Task material:
=-=-=

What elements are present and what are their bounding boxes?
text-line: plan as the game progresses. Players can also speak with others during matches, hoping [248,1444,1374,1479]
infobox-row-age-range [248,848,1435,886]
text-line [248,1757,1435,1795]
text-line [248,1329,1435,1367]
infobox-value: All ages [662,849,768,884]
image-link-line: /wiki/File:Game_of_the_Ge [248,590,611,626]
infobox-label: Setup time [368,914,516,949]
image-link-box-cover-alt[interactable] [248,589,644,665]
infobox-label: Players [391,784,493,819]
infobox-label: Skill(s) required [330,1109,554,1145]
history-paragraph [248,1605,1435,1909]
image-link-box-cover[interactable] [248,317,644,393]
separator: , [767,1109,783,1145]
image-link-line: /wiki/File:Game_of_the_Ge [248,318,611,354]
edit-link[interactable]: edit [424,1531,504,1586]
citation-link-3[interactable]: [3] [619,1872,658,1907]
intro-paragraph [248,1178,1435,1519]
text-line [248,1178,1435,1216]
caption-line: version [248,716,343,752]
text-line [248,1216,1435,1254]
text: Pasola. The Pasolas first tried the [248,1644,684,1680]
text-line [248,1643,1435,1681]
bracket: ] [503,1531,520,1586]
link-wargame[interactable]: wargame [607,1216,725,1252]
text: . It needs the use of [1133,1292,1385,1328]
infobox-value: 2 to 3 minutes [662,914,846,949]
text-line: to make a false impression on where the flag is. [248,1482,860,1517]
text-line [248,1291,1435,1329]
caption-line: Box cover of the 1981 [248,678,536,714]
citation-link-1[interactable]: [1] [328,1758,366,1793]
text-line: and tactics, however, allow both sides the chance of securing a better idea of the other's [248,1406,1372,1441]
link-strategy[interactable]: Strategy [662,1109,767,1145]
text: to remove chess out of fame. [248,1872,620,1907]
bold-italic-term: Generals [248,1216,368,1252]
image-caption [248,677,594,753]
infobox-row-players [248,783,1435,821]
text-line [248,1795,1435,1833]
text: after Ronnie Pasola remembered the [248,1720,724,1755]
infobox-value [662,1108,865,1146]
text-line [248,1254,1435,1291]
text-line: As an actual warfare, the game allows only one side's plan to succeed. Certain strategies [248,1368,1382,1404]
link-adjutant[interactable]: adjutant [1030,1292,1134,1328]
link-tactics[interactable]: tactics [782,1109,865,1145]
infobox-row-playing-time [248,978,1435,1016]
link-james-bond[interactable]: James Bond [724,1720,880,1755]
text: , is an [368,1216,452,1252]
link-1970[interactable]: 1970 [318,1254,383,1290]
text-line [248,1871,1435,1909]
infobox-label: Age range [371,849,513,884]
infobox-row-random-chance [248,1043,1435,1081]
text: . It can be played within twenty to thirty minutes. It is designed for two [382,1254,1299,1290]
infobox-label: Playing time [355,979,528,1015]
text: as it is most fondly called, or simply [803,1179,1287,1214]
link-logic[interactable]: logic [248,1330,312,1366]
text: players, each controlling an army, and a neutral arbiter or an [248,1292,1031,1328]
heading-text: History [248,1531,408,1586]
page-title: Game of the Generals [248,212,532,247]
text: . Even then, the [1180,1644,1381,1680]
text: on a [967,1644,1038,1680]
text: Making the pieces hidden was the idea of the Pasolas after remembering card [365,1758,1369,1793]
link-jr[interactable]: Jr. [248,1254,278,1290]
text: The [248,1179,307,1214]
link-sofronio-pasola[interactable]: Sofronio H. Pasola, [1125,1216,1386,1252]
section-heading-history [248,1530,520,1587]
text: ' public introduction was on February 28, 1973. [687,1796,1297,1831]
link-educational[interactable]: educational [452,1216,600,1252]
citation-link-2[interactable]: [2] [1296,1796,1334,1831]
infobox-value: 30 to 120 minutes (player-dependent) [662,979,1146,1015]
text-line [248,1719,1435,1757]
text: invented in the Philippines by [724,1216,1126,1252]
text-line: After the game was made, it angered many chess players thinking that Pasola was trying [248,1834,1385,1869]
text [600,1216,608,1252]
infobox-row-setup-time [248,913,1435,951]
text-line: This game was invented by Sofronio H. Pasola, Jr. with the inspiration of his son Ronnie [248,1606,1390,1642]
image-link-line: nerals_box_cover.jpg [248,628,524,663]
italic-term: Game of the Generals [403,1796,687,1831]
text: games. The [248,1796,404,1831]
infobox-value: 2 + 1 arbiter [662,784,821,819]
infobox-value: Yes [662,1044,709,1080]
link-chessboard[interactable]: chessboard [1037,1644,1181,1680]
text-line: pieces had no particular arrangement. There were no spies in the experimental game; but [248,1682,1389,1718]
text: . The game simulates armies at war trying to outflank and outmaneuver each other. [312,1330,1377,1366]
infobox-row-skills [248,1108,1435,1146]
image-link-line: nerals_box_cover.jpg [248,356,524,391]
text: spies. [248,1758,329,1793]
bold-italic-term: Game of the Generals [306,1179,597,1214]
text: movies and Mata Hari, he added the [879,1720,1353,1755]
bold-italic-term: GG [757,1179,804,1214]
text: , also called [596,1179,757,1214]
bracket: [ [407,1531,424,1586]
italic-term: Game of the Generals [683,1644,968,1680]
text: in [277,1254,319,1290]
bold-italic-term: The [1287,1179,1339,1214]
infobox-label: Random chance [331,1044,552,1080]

=-=-=

Objective: Reproduce every line of the data above verbatim, leaving nothing out and changing nothing.

Output below:
What elements are present and what are their bounding boxes?
text-line: plan as the game progresses. Players can also speak with others during matches, hoping [248,1444,1374,1479]
infobox-row-age-range [248,848,1435,886]
text-line [248,1757,1435,1795]
text-line [248,1329,1435,1367]
infobox-value: All ages [662,849,768,884]
image-link-line: /wiki/File:Game_of_the_Ge [248,590,611,626]
infobox-label: Setup time [368,914,516,949]
image-link-box-cover-alt[interactable] [248,589,644,665]
infobox-label: Players [391,784,493,819]
infobox-label: Skill(s) required [330,1109,554,1145]
history-paragraph [248,1605,1435,1909]
image-link-box-cover[interactable] [248,317,644,393]
separator: , [767,1109,783,1145]
image-link-line: /wiki/File:Game_of_the_Ge [248,318,611,354]
edit-link[interactable]: edit [424,1531,504,1586]
citation-link-3[interactable]: [3] [619,1872,658,1907]
intro-paragraph [248,1178,1435,1519]
text-line [248,1178,1435,1216]
caption-line: version [248,716,343,752]
text-line [248,1216,1435,1254]
text: Pasola. The Pasolas first tried the [248,1644,684,1680]
text-line [248,1643,1435,1681]
bracket: ] [503,1531,520,1586]
link-wargame[interactable]: wargame [607,1216,725,1252]
text: . It needs the use of [1133,1292,1385,1328]
infobox-value: 2 to 3 minutes [662,914,846,949]
text-line: to make a false impression on where the flag is. [248,1482,860,1517]
text-line [248,1291,1435,1329]
caption-line: Box cover of the 1981 [248,678,536,714]
citation-link-1[interactable]: [1] [328,1758,366,1793]
text-line: and tactics, however, allow both sides the chance of securing a better idea of the other's [248,1406,1372,1441]
link-strategy[interactable]: Strategy [662,1109,767,1145]
text: to remove chess out of fame. [248,1872,620,1907]
bold-italic-term: Generals [248,1216,368,1252]
image-caption [248,677,594,753]
infobox-row-players [248,783,1435,821]
text-line [248,1795,1435,1833]
text: after Ronnie Pasola remembered the [248,1720,724,1755]
infobox-value [662,1108,865,1146]
text-line [248,1254,1435,1291]
text-line: As an actual warfare, the game allows only one side's plan to succeed. Certain strategies [248,1368,1382,1404]
link-adjutant[interactable]: adjutant [1030,1292,1134,1328]
link-tactics[interactable]: tactics [782,1109,865,1145]
infobox-row-playing-time [248,978,1435,1016]
link-james-bond[interactable]: James Bond [724,1720,880,1755]
text: , is an [368,1216,452,1252]
link-1970[interactable]: 1970 [318,1254,383,1290]
text-line [248,1871,1435,1909]
infobox-label: Age range [371,849,513,884]
infobox-row-random-chance [248,1043,1435,1081]
text: . It can be played within twenty to thirty minutes. It is designed for two [382,1254,1299,1290]
infobox-label: Playing time [355,979,528,1015]
text: as it is most fondly called, or simply [803,1179,1287,1214]
link-logic[interactable]: logic [248,1330,312,1366]
text: players, each controlling an army, and a neutral arbiter or an [248,1292,1031,1328]
heading-text: History [248,1531,408,1586]
page-title: Game of the Generals [248,212,532,247]
text: . Even then, the [1180,1644,1381,1680]
text: on a [967,1644,1038,1680]
text: Making the pieces hidden was the idea of the Pasolas after remembering card [365,1758,1369,1793]
link-jr[interactable]: Jr. [248,1254,278,1290]
text: The [248,1179,307,1214]
link-sofronio-pasola[interactable]: Sofronio H. Pasola, [1125,1216,1386,1252]
section-heading-history [248,1530,520,1587]
text: ' public introduction was on February 28, 1973. [687,1796,1297,1831]
link-educational[interactable]: educational [452,1216,600,1252]
citation-link-2[interactable]: [2] [1296,1796,1334,1831]
infobox-value: 30 to 120 minutes (player-dependent) [662,979,1146,1015]
text-line [248,1719,1435,1757]
text: invented in the Philippines by [724,1216,1126,1252]
text-line: After the game was made, it angered many chess players thinking that Pasola was trying [248,1834,1385,1869]
text [600,1216,608,1252]
infobox-row-setup-time [248,913,1435,951]
text-line: This game was invented by Sofronio H. Pasola, Jr. with the inspiration of his son Ronnie [248,1606,1390,1642]
image-link-line: nerals_box_cover.jpg [248,628,524,663]
italic-term: Game of the Generals [403,1796,687,1831]
text: games. The [248,1796,404,1831]
infobox-value: 2 + 1 arbiter [662,784,821,819]
infobox-value: Yes [662,1044,709,1080]
link-chessboard[interactable]: chessboard [1037,1644,1181,1680]
text-line: pieces had no particular arrangement. There were no spies in the experimental game; but [248,1682,1389,1718]
text: . The game simulates armies at war trying to outflank and outmaneuver each other. [312,1330,1377,1366]
infobox-row-skills [248,1108,1435,1146]
image-link-line: nerals_box_cover.jpg [248,356,524,391]
text: spies. [248,1758,329,1793]
bold-italic-term: Game of the Generals [306,1179,597,1214]
text: movies and Mata Hari, he added the [879,1720,1353,1755]
bold-italic-term: GG [757,1179,804,1214]
text: , also called [596,1179,757,1214]
bracket: [ [407,1531,424,1586]
italic-term: Game of the Generals [683,1644,968,1680]
text: in [277,1254,319,1290]
bold-italic-term: The [1287,1179,1339,1214]
infobox-label: Random chance [331,1044,552,1080]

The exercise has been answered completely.